>> Begin INFORMATION SUPPLIED
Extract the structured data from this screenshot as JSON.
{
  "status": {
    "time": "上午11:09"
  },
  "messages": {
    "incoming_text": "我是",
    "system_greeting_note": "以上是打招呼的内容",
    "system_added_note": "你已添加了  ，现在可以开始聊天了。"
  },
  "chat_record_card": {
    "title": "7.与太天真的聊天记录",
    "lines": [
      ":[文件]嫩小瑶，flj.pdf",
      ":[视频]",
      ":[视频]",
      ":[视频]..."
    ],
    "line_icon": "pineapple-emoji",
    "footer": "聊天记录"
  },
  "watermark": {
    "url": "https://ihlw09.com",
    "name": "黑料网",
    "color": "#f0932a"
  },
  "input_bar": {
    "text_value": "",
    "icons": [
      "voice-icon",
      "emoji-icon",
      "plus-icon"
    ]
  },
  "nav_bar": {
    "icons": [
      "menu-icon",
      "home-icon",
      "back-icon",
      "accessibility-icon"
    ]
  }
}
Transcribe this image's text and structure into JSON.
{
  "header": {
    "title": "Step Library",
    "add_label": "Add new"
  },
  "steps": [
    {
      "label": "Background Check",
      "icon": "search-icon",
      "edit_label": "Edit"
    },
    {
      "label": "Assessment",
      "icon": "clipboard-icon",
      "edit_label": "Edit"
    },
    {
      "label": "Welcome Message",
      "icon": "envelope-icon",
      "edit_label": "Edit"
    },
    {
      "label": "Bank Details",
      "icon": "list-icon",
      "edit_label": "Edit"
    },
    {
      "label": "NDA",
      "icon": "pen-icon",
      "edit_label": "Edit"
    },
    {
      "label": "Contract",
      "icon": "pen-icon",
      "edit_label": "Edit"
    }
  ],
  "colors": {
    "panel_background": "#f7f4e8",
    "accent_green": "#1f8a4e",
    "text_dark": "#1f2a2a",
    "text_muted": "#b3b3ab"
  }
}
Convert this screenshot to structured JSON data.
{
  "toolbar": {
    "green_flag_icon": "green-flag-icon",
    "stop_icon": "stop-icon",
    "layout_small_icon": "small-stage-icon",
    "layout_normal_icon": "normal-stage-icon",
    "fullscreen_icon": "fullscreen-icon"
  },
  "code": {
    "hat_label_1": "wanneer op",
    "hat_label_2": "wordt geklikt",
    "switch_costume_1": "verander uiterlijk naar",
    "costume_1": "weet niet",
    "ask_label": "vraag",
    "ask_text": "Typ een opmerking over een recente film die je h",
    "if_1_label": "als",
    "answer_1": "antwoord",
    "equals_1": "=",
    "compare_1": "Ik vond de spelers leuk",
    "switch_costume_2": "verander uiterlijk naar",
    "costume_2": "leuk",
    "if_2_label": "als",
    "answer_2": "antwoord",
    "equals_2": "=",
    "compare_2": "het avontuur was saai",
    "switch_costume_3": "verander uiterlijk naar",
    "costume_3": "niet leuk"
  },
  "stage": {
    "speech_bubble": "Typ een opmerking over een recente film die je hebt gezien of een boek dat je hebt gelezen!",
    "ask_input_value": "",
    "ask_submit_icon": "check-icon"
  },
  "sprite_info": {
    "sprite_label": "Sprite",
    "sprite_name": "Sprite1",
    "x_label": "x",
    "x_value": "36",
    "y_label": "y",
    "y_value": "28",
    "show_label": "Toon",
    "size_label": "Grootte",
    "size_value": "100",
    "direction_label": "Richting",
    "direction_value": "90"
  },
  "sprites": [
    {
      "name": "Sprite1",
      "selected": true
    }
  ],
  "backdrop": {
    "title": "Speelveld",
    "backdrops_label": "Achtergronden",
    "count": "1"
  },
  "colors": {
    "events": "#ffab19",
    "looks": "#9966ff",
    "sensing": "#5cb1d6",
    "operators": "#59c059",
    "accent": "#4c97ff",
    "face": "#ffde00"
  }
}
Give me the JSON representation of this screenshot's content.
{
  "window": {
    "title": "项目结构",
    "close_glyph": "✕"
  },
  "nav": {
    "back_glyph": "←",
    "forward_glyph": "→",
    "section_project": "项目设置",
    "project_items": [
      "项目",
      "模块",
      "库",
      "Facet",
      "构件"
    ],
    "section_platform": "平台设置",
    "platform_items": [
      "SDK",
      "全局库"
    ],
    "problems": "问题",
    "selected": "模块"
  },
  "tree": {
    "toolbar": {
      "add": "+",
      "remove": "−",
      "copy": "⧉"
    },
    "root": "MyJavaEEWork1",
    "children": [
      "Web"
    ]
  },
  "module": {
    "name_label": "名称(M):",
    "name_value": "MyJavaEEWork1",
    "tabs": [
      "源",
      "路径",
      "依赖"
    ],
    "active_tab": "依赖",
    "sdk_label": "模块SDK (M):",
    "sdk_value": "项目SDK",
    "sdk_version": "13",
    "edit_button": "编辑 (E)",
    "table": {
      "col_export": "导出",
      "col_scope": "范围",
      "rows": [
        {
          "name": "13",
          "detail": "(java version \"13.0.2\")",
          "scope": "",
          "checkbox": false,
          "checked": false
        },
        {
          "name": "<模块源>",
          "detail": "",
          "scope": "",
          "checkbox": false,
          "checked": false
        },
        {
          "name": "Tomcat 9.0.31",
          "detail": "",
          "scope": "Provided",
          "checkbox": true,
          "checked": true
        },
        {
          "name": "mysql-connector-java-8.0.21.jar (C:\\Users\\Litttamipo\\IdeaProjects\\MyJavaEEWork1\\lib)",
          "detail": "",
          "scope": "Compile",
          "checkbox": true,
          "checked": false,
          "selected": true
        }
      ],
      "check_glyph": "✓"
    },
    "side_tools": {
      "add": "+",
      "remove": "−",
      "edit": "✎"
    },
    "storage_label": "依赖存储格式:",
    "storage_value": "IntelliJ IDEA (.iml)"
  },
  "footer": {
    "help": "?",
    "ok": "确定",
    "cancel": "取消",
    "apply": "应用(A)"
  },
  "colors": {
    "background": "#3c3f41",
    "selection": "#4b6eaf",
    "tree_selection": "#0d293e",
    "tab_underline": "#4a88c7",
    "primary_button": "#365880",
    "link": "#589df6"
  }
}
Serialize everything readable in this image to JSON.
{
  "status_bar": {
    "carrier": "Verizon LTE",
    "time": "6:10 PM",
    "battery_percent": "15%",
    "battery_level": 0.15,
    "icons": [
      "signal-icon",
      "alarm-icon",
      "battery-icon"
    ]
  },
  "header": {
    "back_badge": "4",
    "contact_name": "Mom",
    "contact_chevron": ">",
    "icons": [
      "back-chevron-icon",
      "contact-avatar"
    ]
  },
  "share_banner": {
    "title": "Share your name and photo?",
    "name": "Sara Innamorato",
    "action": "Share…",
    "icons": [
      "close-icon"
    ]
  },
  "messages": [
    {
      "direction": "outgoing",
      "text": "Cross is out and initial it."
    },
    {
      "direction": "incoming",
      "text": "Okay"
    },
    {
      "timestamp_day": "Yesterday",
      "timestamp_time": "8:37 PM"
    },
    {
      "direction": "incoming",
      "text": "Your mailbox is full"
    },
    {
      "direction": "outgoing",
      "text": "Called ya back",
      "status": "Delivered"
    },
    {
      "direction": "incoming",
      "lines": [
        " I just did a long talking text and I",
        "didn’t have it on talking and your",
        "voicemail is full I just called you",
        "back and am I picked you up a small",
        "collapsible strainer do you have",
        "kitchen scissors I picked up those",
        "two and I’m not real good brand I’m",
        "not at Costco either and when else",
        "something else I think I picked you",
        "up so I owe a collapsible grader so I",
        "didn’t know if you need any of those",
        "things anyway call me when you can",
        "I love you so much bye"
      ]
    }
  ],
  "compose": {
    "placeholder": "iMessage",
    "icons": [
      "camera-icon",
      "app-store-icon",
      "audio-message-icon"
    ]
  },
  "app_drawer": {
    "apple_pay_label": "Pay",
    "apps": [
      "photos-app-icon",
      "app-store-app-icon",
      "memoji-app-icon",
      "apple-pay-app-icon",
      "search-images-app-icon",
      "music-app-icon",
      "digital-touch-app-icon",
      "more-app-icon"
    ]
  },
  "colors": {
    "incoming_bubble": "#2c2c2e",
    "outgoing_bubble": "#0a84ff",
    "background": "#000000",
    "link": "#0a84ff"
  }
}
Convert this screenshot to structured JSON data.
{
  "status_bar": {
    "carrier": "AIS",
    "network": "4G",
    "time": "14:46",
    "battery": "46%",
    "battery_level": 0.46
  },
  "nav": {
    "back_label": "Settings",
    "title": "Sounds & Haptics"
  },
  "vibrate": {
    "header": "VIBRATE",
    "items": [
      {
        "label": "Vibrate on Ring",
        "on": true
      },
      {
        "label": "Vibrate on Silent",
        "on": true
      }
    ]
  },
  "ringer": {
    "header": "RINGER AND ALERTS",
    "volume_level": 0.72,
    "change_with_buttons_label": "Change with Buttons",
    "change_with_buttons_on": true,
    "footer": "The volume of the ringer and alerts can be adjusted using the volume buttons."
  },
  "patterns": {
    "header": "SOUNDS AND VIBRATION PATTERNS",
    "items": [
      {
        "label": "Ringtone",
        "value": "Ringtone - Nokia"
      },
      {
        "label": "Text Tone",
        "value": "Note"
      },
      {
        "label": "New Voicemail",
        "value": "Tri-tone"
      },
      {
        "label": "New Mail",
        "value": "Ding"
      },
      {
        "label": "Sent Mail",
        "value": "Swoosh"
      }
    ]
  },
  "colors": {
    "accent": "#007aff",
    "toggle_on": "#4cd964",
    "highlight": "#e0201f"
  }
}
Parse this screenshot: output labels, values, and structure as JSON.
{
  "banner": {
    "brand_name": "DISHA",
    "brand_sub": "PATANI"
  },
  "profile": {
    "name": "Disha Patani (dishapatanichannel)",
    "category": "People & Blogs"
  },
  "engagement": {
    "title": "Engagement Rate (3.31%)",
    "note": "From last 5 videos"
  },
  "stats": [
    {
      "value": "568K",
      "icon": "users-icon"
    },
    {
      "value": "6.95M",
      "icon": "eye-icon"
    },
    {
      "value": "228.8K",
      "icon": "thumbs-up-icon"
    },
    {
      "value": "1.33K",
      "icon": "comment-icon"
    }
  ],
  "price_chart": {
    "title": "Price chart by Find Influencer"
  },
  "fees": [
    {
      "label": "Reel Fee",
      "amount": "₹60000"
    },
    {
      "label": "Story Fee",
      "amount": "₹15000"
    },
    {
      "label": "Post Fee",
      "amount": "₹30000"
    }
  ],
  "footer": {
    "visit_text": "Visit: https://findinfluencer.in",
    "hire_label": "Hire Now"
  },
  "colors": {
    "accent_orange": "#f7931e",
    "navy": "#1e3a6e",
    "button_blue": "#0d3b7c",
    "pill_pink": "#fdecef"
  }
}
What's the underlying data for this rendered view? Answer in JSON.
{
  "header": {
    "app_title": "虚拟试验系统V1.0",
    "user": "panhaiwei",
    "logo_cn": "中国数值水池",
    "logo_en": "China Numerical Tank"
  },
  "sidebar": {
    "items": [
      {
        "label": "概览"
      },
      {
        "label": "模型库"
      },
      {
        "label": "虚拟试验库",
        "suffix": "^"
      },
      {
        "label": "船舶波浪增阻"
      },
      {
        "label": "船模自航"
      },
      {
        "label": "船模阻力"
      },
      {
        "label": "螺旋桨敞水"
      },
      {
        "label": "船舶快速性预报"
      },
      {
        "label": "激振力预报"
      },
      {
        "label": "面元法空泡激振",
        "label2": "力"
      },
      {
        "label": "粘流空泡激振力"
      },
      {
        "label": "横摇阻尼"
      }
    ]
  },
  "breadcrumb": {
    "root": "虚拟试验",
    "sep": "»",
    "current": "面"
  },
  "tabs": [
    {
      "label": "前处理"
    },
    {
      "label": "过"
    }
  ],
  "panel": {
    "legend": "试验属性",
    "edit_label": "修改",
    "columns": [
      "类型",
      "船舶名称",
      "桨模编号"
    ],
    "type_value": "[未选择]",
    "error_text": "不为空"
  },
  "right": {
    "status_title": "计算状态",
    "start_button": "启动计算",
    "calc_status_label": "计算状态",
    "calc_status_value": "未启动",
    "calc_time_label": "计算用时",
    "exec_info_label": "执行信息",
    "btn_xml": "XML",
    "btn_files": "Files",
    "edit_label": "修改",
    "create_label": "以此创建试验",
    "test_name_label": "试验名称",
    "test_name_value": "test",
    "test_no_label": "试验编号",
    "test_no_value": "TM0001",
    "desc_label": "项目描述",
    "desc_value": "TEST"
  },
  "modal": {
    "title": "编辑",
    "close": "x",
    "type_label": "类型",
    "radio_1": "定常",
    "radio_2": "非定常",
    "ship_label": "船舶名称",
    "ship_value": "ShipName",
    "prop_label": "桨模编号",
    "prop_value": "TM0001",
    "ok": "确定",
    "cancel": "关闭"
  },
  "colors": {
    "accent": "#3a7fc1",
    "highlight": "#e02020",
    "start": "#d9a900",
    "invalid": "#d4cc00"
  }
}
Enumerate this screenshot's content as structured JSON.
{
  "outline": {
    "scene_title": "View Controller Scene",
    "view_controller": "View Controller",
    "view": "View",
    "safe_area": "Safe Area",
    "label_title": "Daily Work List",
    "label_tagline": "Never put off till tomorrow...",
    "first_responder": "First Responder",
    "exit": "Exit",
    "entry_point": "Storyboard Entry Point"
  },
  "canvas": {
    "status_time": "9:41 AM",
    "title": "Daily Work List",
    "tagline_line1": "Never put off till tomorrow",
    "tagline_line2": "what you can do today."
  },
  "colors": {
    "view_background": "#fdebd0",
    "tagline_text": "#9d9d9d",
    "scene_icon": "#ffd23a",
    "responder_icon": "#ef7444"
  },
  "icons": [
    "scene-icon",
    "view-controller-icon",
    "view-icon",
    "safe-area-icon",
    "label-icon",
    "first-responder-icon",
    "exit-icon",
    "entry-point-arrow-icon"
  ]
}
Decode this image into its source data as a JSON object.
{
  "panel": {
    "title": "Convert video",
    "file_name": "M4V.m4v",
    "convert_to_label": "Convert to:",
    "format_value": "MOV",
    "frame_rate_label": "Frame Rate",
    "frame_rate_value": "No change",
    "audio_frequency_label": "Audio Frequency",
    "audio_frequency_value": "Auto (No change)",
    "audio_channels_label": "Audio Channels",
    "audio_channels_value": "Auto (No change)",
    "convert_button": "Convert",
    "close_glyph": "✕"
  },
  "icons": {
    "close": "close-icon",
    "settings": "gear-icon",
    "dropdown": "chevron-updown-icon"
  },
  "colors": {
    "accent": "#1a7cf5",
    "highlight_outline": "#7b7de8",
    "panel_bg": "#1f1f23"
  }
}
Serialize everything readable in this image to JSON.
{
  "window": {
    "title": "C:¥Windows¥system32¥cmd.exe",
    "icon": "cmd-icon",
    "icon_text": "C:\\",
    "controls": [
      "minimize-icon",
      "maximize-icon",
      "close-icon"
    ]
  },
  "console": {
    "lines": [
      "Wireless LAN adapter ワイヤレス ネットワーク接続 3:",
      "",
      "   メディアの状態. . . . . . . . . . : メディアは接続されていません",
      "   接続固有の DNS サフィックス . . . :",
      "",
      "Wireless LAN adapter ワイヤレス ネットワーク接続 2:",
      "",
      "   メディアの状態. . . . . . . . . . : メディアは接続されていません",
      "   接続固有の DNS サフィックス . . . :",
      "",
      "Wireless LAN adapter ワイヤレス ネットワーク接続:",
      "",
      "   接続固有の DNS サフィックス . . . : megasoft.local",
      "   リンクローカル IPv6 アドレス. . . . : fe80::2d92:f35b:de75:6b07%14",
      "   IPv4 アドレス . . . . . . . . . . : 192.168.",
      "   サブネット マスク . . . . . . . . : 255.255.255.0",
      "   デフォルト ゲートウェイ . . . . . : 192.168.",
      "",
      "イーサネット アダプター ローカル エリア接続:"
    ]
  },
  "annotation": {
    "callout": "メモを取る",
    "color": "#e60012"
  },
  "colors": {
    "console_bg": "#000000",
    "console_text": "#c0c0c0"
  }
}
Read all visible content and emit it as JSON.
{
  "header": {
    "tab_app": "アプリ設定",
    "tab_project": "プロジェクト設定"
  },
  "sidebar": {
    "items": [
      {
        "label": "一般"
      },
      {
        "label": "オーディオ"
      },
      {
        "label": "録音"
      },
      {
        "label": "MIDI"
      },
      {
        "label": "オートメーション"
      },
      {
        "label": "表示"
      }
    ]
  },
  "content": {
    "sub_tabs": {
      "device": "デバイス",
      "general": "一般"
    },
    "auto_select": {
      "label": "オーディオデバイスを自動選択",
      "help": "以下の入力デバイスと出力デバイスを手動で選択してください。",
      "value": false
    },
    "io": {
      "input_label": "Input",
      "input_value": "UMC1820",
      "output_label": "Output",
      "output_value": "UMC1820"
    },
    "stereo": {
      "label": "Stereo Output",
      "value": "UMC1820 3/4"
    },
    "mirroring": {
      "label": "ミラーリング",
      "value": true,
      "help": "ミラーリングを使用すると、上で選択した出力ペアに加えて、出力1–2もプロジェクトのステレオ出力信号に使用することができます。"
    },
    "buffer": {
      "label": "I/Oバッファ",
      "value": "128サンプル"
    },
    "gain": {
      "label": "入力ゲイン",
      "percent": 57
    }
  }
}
>> End INFORMATION SUPPLIED
### GIVEN TASK
Choose all lines containing the string "true" and copy them out.

### EXERCISE RESPONSE
      "selected": true
          "checkbox": true,
          "checked": true
          "checkbox": true,
          "selected": true
        "on": true
        "on": true
    "change_with_buttons_on": true,
      "value": true,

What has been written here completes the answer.